#### [What this task involves]
Pull every line of the entries that has the word "numbers".

(Extracted records)
━━━━━━

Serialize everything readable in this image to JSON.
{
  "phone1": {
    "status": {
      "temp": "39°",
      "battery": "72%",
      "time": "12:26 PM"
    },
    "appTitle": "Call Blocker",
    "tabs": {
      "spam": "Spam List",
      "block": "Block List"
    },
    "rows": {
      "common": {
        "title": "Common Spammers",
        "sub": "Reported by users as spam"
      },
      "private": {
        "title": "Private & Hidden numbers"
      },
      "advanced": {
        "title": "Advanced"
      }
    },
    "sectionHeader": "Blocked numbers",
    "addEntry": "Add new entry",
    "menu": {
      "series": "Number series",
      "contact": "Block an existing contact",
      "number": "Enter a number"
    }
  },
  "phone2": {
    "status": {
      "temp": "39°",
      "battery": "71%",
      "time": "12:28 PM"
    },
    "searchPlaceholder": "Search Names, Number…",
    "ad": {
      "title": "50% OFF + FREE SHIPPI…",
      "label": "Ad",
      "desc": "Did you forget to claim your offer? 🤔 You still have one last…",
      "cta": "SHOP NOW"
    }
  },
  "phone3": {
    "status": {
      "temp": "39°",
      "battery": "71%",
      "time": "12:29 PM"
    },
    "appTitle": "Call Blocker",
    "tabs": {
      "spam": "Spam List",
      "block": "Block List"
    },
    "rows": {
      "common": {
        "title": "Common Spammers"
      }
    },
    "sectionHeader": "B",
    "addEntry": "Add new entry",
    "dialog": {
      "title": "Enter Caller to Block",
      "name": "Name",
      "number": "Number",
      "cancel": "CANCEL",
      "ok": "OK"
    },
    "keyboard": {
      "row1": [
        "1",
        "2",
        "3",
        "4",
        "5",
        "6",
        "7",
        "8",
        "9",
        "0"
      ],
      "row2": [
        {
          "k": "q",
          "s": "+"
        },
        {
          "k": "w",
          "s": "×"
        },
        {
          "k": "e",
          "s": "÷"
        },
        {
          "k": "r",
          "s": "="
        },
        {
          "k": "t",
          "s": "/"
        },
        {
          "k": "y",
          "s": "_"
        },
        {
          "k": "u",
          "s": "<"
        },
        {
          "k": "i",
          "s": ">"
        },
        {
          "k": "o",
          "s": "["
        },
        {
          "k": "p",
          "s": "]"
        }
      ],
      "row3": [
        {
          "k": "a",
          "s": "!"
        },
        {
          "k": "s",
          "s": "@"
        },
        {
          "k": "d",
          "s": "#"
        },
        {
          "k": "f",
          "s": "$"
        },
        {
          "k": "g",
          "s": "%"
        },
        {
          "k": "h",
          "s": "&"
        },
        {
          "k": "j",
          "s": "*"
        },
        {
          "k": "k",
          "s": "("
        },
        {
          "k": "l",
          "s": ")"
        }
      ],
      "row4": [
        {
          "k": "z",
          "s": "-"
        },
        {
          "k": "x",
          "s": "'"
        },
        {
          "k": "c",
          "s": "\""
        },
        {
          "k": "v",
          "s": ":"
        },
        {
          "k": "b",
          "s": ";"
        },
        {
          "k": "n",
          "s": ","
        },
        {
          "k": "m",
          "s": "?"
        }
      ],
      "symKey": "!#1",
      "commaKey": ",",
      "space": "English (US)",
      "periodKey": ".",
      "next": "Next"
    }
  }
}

━━━━━━

#### [Solution]
        "title": "Private & Hidden numbers"
    "sectionHeader": "Blocked numbers",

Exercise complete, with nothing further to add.